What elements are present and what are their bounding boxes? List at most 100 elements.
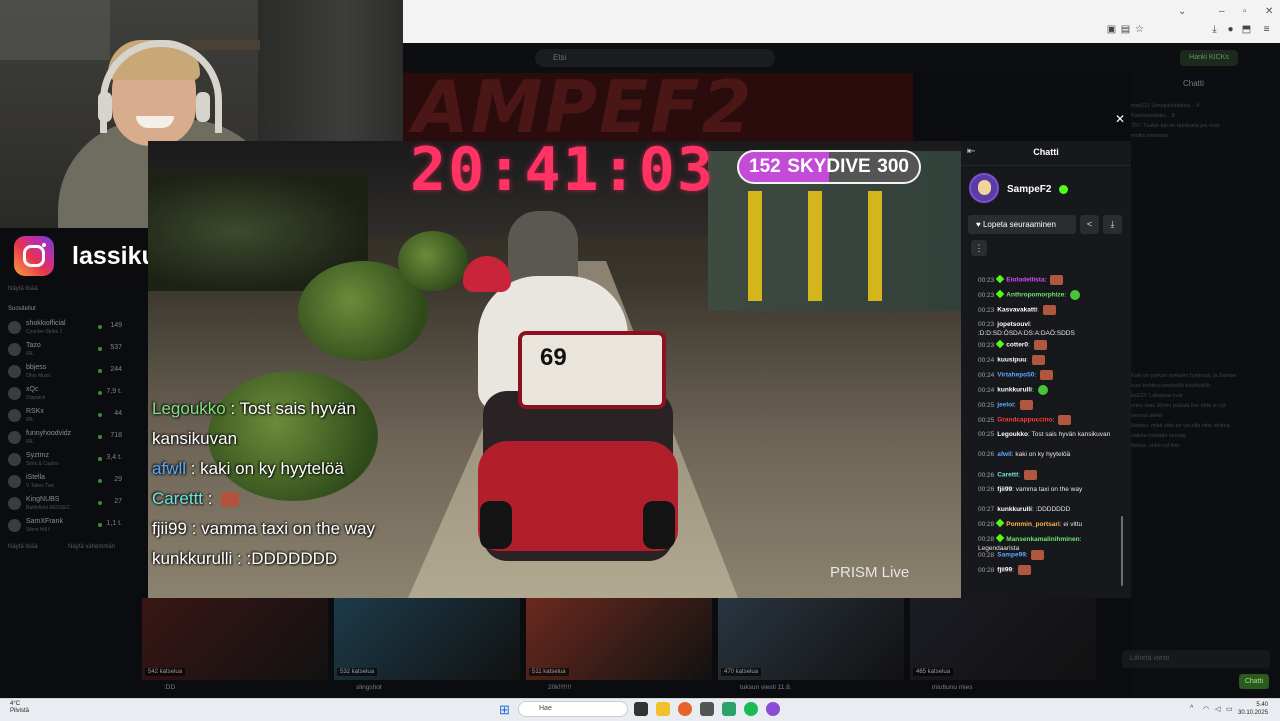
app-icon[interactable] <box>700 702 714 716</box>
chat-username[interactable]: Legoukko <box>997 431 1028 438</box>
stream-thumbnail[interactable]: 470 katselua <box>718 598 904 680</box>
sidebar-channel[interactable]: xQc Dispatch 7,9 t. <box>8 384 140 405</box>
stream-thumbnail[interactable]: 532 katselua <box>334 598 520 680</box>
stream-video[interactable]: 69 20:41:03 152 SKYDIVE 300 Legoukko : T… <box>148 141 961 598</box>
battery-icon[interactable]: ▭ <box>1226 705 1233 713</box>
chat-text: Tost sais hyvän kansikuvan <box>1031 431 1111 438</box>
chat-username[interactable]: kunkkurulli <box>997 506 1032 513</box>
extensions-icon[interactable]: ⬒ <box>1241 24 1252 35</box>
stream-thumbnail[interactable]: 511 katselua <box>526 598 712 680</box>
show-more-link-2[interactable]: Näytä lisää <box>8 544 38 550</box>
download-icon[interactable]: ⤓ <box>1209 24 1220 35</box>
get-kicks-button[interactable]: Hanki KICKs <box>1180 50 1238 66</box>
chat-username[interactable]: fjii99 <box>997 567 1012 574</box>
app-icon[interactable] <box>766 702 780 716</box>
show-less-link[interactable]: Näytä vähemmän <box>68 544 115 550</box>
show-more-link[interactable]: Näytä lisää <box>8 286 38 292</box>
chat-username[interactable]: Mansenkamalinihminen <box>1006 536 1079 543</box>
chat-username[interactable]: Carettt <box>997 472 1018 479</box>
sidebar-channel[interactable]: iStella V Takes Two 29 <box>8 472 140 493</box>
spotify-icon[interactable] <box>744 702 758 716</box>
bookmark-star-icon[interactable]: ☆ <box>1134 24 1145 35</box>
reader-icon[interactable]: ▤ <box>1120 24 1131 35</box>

★ ★ ★

INSTRUCTIONS FOR THE TASK: How many lines of the data above contain the string "Legoukko"? Reply with the number only.

RESULT OF THIS EXERCISE: 2